Problem to solve: Make an exact copy of the listing below.

Records for the task:
※ ※ ※

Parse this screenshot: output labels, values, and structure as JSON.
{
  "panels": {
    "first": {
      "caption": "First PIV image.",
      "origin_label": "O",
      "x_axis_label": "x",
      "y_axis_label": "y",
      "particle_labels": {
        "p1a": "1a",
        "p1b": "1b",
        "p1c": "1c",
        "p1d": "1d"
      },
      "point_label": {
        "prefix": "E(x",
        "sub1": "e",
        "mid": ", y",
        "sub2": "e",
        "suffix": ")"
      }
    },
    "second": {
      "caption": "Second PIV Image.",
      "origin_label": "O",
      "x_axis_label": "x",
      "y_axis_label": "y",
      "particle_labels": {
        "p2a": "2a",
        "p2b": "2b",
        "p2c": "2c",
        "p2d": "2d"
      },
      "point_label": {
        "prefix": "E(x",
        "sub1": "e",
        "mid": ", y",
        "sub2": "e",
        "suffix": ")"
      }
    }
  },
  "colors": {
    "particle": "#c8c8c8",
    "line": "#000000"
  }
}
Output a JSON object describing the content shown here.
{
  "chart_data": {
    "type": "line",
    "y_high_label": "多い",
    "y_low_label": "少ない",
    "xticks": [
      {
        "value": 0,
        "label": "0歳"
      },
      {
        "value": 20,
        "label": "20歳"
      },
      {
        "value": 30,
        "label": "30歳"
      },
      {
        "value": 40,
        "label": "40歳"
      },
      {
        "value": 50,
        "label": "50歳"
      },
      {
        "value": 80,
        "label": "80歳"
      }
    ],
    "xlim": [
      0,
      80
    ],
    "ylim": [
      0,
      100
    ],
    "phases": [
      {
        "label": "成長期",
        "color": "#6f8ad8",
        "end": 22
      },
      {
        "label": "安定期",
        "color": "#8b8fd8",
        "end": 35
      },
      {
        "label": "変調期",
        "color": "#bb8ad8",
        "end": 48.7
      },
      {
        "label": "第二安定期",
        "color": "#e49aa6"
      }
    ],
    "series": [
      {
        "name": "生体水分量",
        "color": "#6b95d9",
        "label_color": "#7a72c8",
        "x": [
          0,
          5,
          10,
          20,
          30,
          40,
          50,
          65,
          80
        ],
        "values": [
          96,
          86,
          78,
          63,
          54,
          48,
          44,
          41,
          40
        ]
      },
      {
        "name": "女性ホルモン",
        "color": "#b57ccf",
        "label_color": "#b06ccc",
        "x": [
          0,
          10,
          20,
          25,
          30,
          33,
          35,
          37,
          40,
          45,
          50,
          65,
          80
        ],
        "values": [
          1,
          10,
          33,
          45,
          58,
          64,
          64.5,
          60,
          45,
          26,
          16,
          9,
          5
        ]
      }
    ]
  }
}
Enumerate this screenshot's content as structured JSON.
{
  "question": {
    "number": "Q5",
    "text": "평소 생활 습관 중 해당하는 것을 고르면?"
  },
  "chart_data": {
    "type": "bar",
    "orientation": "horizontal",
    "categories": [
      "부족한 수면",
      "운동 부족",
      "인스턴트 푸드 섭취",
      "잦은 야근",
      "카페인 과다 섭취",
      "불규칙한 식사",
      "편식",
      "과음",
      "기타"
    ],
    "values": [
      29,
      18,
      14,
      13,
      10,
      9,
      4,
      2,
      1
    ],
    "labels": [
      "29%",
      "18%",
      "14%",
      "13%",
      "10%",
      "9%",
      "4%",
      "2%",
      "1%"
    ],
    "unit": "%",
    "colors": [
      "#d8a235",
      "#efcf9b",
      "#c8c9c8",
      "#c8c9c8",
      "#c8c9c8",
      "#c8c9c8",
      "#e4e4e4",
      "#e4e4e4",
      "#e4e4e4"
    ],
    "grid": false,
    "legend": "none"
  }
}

※ ※ ※

Task answer:
Parse this screenshot: output labels, values, and structure as JSON.
{
  "panels": {
    "first": {
      "caption": "First PIV image.",
      "origin_label": "O",
      "x_axis_label": "x",
      "y_axis_label": "y",
      "particle_labels": {
        "p1a": "1a",
        "p1b": "1b",
        "p1c": "1c",
        "p1d": "1d"
      },
      "point_label": {
        "prefix": "E(x",
        "sub1": "e",
        "mid": ", y",
        "sub2": "e",
        "suffix": ")"
      }
    },
    "second": {
      "caption": "Second PIV Image.",
      "origin_label": "O",
      "x_axis_label": "x",
      "y_axis_label": "y",
      "particle_labels": {
        "p2a": "2a",
        "p2b": "2b",
        "p2c": "2c",
        "p2d": "2d"
      },
      "point_label": {
        "prefix": "E(x",
        "sub1": "e",
        "mid": ", y",
        "sub2": "e",
        "suffix": ")"
      }
    }
  },
  "colors": {
    "particle": "#c8c8c8",
    "line": "#000000"
  }
}
Output a JSON object describing the content shown here.
{
  "chart_data": {
    "type": "line",
    "y_high_label": "多い",
    "y_low_label": "少ない",
    "xticks": [
      {
        "value": 0,
        "label": "0歳"
      },
      {
        "value": 20,
        "label": "20歳"
      },
      {
        "value": 30,
        "label": "30歳"
      },
      {
        "value": 40,
        "label": "40歳"
      },
      {
        "value": 50,
        "label": "50歳"
      },
      {
        "value": 80,
        "label": "80歳"
      }
    ],
    "xlim": [
      0,
      80
    ],
    "ylim": [
      0,
      100
    ],
    "phases": [
      {
        "label": "成長期",
        "color": "#6f8ad8",
        "end": 22
      },
      {
        "label": "安定期",
        "color": "#8b8fd8",
        "end": 35
      },
      {
        "label": "変調期",
        "color": "#bb8ad8",
        "end": 48.7
      },
      {
        "label": "第二安定期",
        "color": "#e49aa6"
      }
    ],
    "series": [
      {
        "name": "生体水分量",
        "color": "#6b95d9",
        "label_color": "#7a72c8",
        "x": [
          0,
          5,
          10,
          20,
          30,
          40,
          50,
          65,
          80
        ],
        "values": [
          96,
          86,
          78,
          63,
          54,
          48,
          44,
          41,
          40
        ]
      },
      {
        "name": "女性ホルモン",
        "color": "#b57ccf",
        "label_color": "#b06ccc",
        "x": [
          0,
          10,
          20,
          25,
          30,
          33,
          35,
          37,
          40,
          45,
          50,
          65,
          80
        ],
        "values": [
          1,
          10,
          33,
          45,
          58,
          64,
          64.5,
          60,
          45,
          26,
          16,
          9,
          5
        ]
      }
    ]
  }
}
Enumerate this screenshot's content as structured JSON.
{
  "question": {
    "number": "Q5",
    "text": "평소 생활 습관 중 해당하는 것을 고르면?"
  },
  "chart_data": {
    "type": "bar",
    "orientation": "horizontal",
    "categories": [
      "부족한 수면",
      "운동 부족",
      "인스턴트 푸드 섭취",
      "잦은 야근",
      "카페인 과다 섭취",
      "불규칙한 식사",
      "편식",
      "과음",
      "기타"
    ],
    "values": [
      29,
      18,
      14,
      13,
      10,
      9,
      4,
      2,
      1
    ],
    "labels": [
      "29%",
      "18%",
      "14%",
      "13%",
      "10%",
      "9%",
      "4%",
      "2%",
      "1%"
    ],
    "unit": "%",
    "colors": [
      "#d8a235",
      "#efcf9b",
      "#c8c9c8",
      "#c8c9c8",
      "#c8c9c8",
      "#c8c9c8",
      "#e4e4e4",
      "#e4e4e4",
      "#e4e4e4"
    ],
    "grid": false,
    "legend": "none"
  }
}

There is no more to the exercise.